__Goal of the exercise__. Scan the material for the word "this", then return every line where it appears.

__Working data__.
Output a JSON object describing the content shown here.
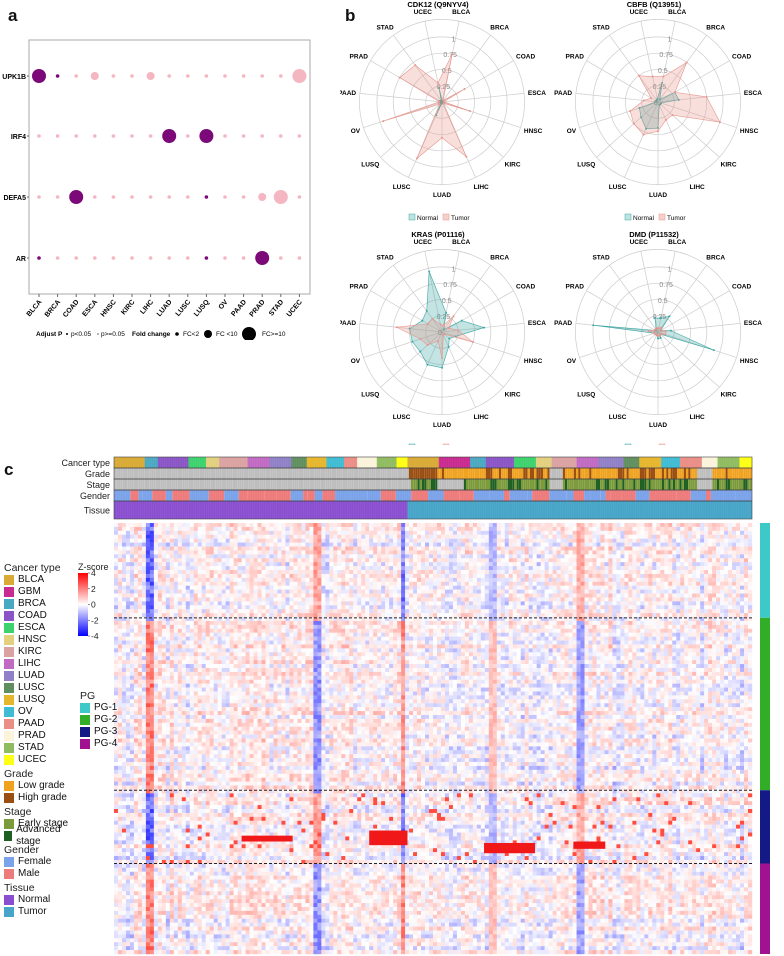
{
  "panels": {
    "a": "a",
    "b": "b",
    "c": "c"
  },
  "chart_data": [
    {
      "type": "scatter",
      "subtype": "dot-plot",
      "panel": "a",
      "title": "",
      "xlabel": "",
      "ylabel": "",
      "categories": [
        "BLCA",
        "BRCA",
        "COAD",
        "ESCA",
        "HNSC",
        "KIRC",
        "LIHC",
        "LUAD",
        "LUSC",
        "LUSQ",
        "OV",
        "PAAD",
        "PRAD",
        "STAD",
        "UCEC"
      ],
      "genes": [
        "UPK1B",
        "IRF4",
        "DEFA5",
        "AR"
      ],
      "size_levels": {
        "small": "FC<2",
        "medium": "FC <10",
        "large": "FC>=10"
      },
      "significance_levels": {
        "sig": "p<0.05",
        "ns": "p>=0.05"
      },
      "colors": {
        "sig": "#7b0a78",
        "ns": "#f4b6c0"
      },
      "points": {
        "UPK1B": [
          [
            "sig",
            "large"
          ],
          [
            "sig",
            "small"
          ],
          [
            "ns",
            "small"
          ],
          [
            "ns",
            "medium"
          ],
          [
            "ns",
            "small"
          ],
          [
            "ns",
            "small"
          ],
          [
            "ns",
            "medium"
          ],
          [
            "ns",
            "small"
          ],
          [
            "ns",
            "small"
          ],
          [
            "ns",
            "small"
          ],
          [
            "ns",
            "small"
          ],
          [
            "ns",
            "small"
          ],
          [
            "ns",
            "small"
          ],
          [
            "ns",
            "small"
          ],
          [
            "ns",
            "large"
          ]
        ],
        "IRF4": [
          [
            "ns",
            "small"
          ],
          [
            "ns",
            "small"
          ],
          [
            "ns",
            "small"
          ],
          [
            "ns",
            "small"
          ],
          [
            "ns",
            "small"
          ],
          [
            "ns",
            "small"
          ],
          [
            "ns",
            "small"
          ],
          [
            "sig",
            "large"
          ],
          [
            "ns",
            "small"
          ],
          [
            "sig",
            "large"
          ],
          [
            "ns",
            "small"
          ],
          [
            "ns",
            "small"
          ],
          [
            "ns",
            "small"
          ],
          [
            "ns",
            "small"
          ],
          [
            "ns",
            "small"
          ]
        ],
        "DEFA5": [
          [
            "ns",
            "small"
          ],
          [
            "ns",
            "small"
          ],
          [
            "sig",
            "large"
          ],
          [
            "ns",
            "small"
          ],
          [
            "ns",
            "small"
          ],
          [
            "ns",
            "small"
          ],
          [
            "ns",
            "small"
          ],
          [
            "ns",
            "small"
          ],
          [
            "ns",
            "small"
          ],
          [
            "sig",
            "small"
          ],
          [
            "ns",
            "small"
          ],
          [
            "ns",
            "small"
          ],
          [
            "ns",
            "medium"
          ],
          [
            "ns",
            "large"
          ],
          [
            "ns",
            "small"
          ]
        ],
        "AR": [
          [
            "sig",
            "small"
          ],
          [
            "ns",
            "small"
          ],
          [
            "ns",
            "small"
          ],
          [
            "ns",
            "small"
          ],
          [
            "ns",
            "small"
          ],
          [
            "ns",
            "small"
          ],
          [
            "ns",
            "small"
          ],
          [
            "ns",
            "small"
          ],
          [
            "ns",
            "small"
          ],
          [
            "sig",
            "small"
          ],
          [
            "ns",
            "small"
          ],
          [
            "ns",
            "small"
          ],
          [
            "sig",
            "large"
          ],
          [
            "ns",
            "small"
          ],
          [
            "ns",
            "small"
          ]
        ]
      },
      "legend": {
        "adjust_p_label": "Adjust P",
        "p_sig": "p<0.05",
        "p_ns": "p>=0.05",
        "fold_change_label": "Fold change",
        "fc_small": "FC<2",
        "fc_medium": "FC <10",
        "fc_large": "FC>=10",
        "placement": "bottom"
      }
    },
    {
      "type": "radar",
      "panel": "b",
      "axes": [
        "BLCA",
        "BRCA",
        "COAD",
        "ESCA",
        "HNSC",
        "KIRC",
        "LIHC",
        "LUAD",
        "LUSC",
        "LUSQ",
        "OV",
        "PAAD",
        "PRAD",
        "STAD",
        "UCEC"
      ],
      "rlim": [
        0,
        1
      ],
      "rticks": [
        "0",
        "0.25",
        "0.5",
        "0.75",
        "1"
      ],
      "legend": [
        "Normal",
        "Tumor"
      ],
      "legend_placement": "bottom",
      "colors": {
        "Normal": "#3aa7a3",
        "Tumor": "#e8958c"
      },
      "charts": [
        {
          "title": "CDK12 (Q9NYV4)",
          "series": [
            {
              "name": "Normal",
              "values": [
                0.02,
                0.02,
                0.02,
                0.02,
                0.02,
                0.02,
                0.02,
                0.02,
                0.22,
                0.02,
                0.02,
                0.02,
                0.02,
                0.02,
                0.22
              ]
            },
            {
              "name": "Tumor",
              "values": [
                0.75,
                0.03,
                0.4,
                0.03,
                0.45,
                0.03,
                0.92,
                0.55,
                0.95,
                0.05,
                0.95,
                0.04,
                0.75,
                0.7,
                0.3
              ]
            }
          ]
        },
        {
          "title": "CBFB (Q13951)",
          "series": [
            {
              "name": "Normal",
              "values": [
                0.3,
                0.05,
                0.3,
                0.32,
                0.05,
                0.05,
                0.05,
                0.4,
                0.45,
                0.35,
                0.3,
                0.03,
                0.03,
                0.03,
                0.05
              ]
            },
            {
              "name": "Tumor",
              "values": [
                0.4,
                0.75,
                0.3,
                0.75,
                1.0,
                0.3,
                0.3,
                0.45,
                0.55,
                0.5,
                0.45,
                0.22,
                0.12,
                0.5,
                0.4
              ]
            }
          ]
        },
        {
          "title": "KRAS (P01116)",
          "series": [
            {
              "name": "Normal",
              "values": [
                0.3,
                0.05,
                0.35,
                0.65,
                0.22,
                0.15,
                0.25,
                0.55,
                0.55,
                0.45,
                0.48,
                0.5,
                0.35,
                0.4,
                0.95
              ]
            },
            {
              "name": "Tumor",
              "values": [
                0.1,
                0.3,
                0.12,
                0.25,
                0.5,
                0.05,
                0.05,
                0.4,
                0.15,
                0.3,
                0.35,
                0.7,
                0.25,
                0.25,
                0.12
              ]
            }
          ]
        },
        {
          "title": "DMD (P11532)",
          "series": [
            {
              "name": "Normal",
              "values": [
                0.22,
                0.3,
                0.05,
                0.2,
                0.9,
                0.05,
                0.1,
                0.1,
                0.05,
                0.05,
                0.06,
                1.0,
                0.05,
                0.05,
                0.22
              ]
            },
            {
              "name": "Tumor",
              "values": [
                0.06,
                0.08,
                0.06,
                0.12,
                0.12,
                0.05,
                0.06,
                0.06,
                0.05,
                0.05,
                0.06,
                0.15,
                0.06,
                0.06,
                0.06
              ]
            }
          ]
        }
      ]
    },
    {
      "type": "heatmap",
      "panel": "c",
      "title": "",
      "annotation_rows": [
        "Cancer type",
        "Grade",
        "Stage",
        "Gender",
        "Tissue"
      ],
      "colorbar": {
        "title": "Z-score",
        "ticks": [
          "4",
          "2",
          "0",
          "-2",
          "-4"
        ],
        "range": [
          -4,
          4
        ],
        "colors": [
          "#0000ff",
          "#ffffff",
          "#ff0000"
        ]
      },
      "row_groups": {
        "title": "PG",
        "items": [
          {
            "label": "PG-1",
            "color": "#3ec9c9",
            "fraction": 0.22
          },
          {
            "label": "PG-2",
            "color": "#32ad28",
            "fraction": 0.4
          },
          {
            "label": "PG-3",
            "color": "#131a86",
            "fraction": 0.17
          },
          {
            "label": "PG-4",
            "color": "#a0128f",
            "fraction": 0.21
          }
        ]
      },
      "legends": [
        {
          "title": "Cancer type",
          "items": [
            {
              "label": "BLCA",
              "color": "#d9aa35"
            },
            {
              "label": "GBM",
              "color": "#c92a8f"
            },
            {
              "label": "BRCA",
              "color": "#4aa9c2"
            },
            {
              "label": "COAD",
              "color": "#8a55c6"
            },
            {
              "label": "ESCA",
              "color": "#3ed26e"
            },
            {
              "label": "HNSC",
              "color": "#e3d07e"
            },
            {
              "label": "KIRC",
              "color": "#dba2a2"
            },
            {
              "label": "LIHC",
              "color": "#c16ac3"
            },
            {
              "label": "LUAD",
              "color": "#9080c7"
            },
            {
              "label": "LUSC",
              "color": "#5f8f5f"
            },
            {
              "label": "LUSQ",
              "color": "#e6b72d"
            },
            {
              "label": "OV",
              "color": "#3fbcd3"
            },
            {
              "label": "PAAD",
              "color": "#ea8e86"
            },
            {
              "label": "PRAD",
              "color": "#fbf3dc"
            },
            {
              "label": "STAD",
              "color": "#8fbc60"
            },
            {
              "label": "UCEC",
              "color": "#ffff14"
            }
          ]
        },
        {
          "title": "Grade",
          "items": [
            {
              "label": "Low grade",
              "color": "#f0a21e"
            },
            {
              "label": "High grade",
              "color": "#9a4e10"
            }
          ]
        },
        {
          "title": "Stage",
          "items": [
            {
              "label": "Early stage",
              "color": "#7b9a3a"
            },
            {
              "label": "Advanced stage",
              "color": "#1e5f22"
            }
          ]
        },
        {
          "title": "Gender",
          "items": [
            {
              "label": "Female",
              "color": "#7ba3ea"
            },
            {
              "label": "Male",
              "color": "#ee7b7b"
            }
          ]
        },
        {
          "title": "Tissue",
          "items": [
            {
              "label": "Normal",
              "color": "#8a4fd0"
            },
            {
              "label": "Tumor",
              "color": "#46a5c8"
            }
          ]
        }
      ],
      "normal_fraction": 0.46,
      "cancer_type_blocks_normal": [
        [
          "BLCA",
          0.14
        ],
        [
          "BRCA",
          0.06
        ],
        [
          "COAD",
          0.14
        ],
        [
          "ESCA",
          0.08
        ],
        [
          "HNSC",
          0.06
        ],
        [
          "KIRC",
          0.13
        ],
        [
          "LIHC",
          0.1
        ],
        [
          "LUAD",
          0.1
        ],
        [
          "LUSC",
          0.07
        ],
        [
          "LUSQ",
          0.09
        ],
        [
          "OV",
          0.08
        ],
        [
          "PAAD",
          0.06
        ],
        [
          "PRAD",
          0.09
        ],
        [
          "STAD",
          0.09
        ],
        [
          "UCEC",
          0.05
        ]
      ],
      "cancer_type_blocks_tumor": [
        [
          "BLCA",
          0.1
        ],
        [
          "GBM",
          0.1
        ],
        [
          "BRCA",
          0.05
        ],
        [
          "COAD",
          0.09
        ],
        [
          "ESCA",
          0.07
        ],
        [
          "HNSC",
          0.05
        ],
        [
          "KIRC",
          0.08
        ],
        [
          "LIHC",
          0.07
        ],
        [
          "LUAD",
          0.08
        ],
        [
          "LUSC",
          0.05
        ],
        [
          "LUSQ",
          0.07
        ],
        [
          "OV",
          0.06
        ],
        [
          "PAAD",
          0.07
        ],
        [
          "PRAD",
          0.05
        ],
        [
          "STAD",
          0.07
        ],
        [
          "UCEC",
          0.04
        ]
      ]
    }
  ]
}
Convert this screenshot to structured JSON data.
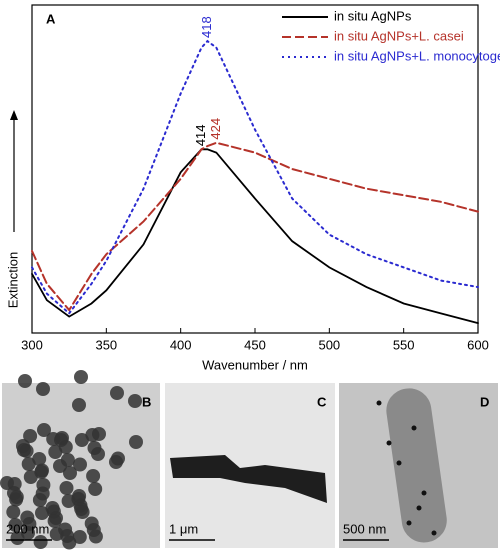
{
  "chart_data": {
    "type": "line",
    "panel_label": "A",
    "xlabel": "Wavenumber / nm",
    "ylabel": "Extinction",
    "x": [
      300,
      310,
      325,
      340,
      350,
      375,
      400,
      414,
      418,
      424,
      450,
      475,
      500,
      525,
      550,
      575,
      600
    ],
    "series": [
      {
        "name": "in situ AgNPs",
        "color": "#000000",
        "style": "solid",
        "peak": 414,
        "values": [
          0.18,
          0.1,
          0.05,
          0.09,
          0.13,
          0.27,
          0.49,
          0.56,
          0.56,
          0.55,
          0.41,
          0.28,
          0.2,
          0.14,
          0.09,
          0.06,
          0.03
        ]
      },
      {
        "name": "in situ AgNPs+L. casei",
        "color": "#b5332a",
        "style": "dashed",
        "peak": 424,
        "values": [
          0.25,
          0.15,
          0.07,
          0.18,
          0.24,
          0.34,
          0.47,
          0.56,
          0.57,
          0.58,
          0.55,
          0.5,
          0.47,
          0.44,
          0.42,
          0.4,
          0.37
        ]
      },
      {
        "name": "in situ AgNPs+L. monocytogenes",
        "color": "#2b2bd0",
        "style": "dotted",
        "peak": 418,
        "values": [
          0.2,
          0.12,
          0.06,
          0.15,
          0.22,
          0.44,
          0.73,
          0.87,
          0.89,
          0.87,
          0.62,
          0.41,
          0.3,
          0.24,
          0.2,
          0.16,
          0.14
        ]
      }
    ],
    "xlim": [
      300,
      600
    ],
    "xticks": [
      300,
      350,
      400,
      450,
      500,
      550,
      600
    ],
    "ylim": [
      0,
      1
    ],
    "legend": "upper right"
  },
  "panels": [
    {
      "label": "B",
      "scale": "200 nm"
    },
    {
      "label": "C",
      "scale": "1 μm"
    },
    {
      "label": "D",
      "scale": "500 nm"
    }
  ]
}
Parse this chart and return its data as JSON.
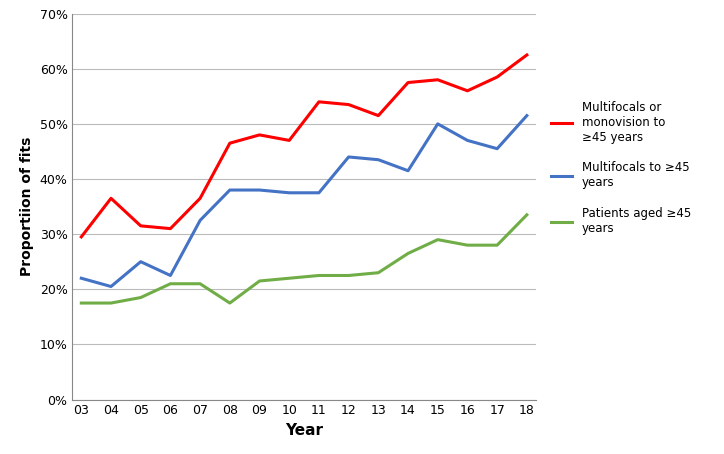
{
  "years": [
    "03",
    "04",
    "05",
    "06",
    "07",
    "08",
    "09",
    "10",
    "11",
    "12",
    "13",
    "14",
    "15",
    "16",
    "17",
    "18"
  ],
  "red_series": [
    29.5,
    36.5,
    31.5,
    31.0,
    36.5,
    46.5,
    48.0,
    47.0,
    54.0,
    53.5,
    51.5,
    57.5,
    58.0,
    56.0,
    58.5,
    62.5
  ],
  "blue_series": [
    22.0,
    20.5,
    25.0,
    22.5,
    32.5,
    38.0,
    38.0,
    37.5,
    37.5,
    44.0,
    43.5,
    41.5,
    50.0,
    47.0,
    45.5,
    51.5
  ],
  "green_series": [
    17.5,
    17.5,
    18.5,
    21.0,
    21.0,
    17.5,
    21.5,
    22.0,
    22.5,
    22.5,
    23.0,
    26.5,
    29.0,
    28.0,
    28.0,
    33.5
  ],
  "red_color": "#FF0000",
  "blue_color": "#4472C4",
  "green_color": "#70AD47",
  "red_label": "Multifocals or\nmonovision to\n≥45 years",
  "blue_label": "Multifocals to ≥45\nyears",
  "green_label": "Patients aged ≥45\nyears",
  "xlabel": "Year",
  "ylabel": "Proportiion of fits",
  "ylim_min": 0,
  "ylim_max": 70,
  "yticks": [
    0,
    10,
    20,
    30,
    40,
    50,
    60,
    70
  ],
  "line_width": 2.2,
  "background_color": "#FFFFFF",
  "grid_color": "#BBBBBB"
}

__Your response__.
Convert this screenshot to structured JSON data.
Parse this chart and return its data as JSON.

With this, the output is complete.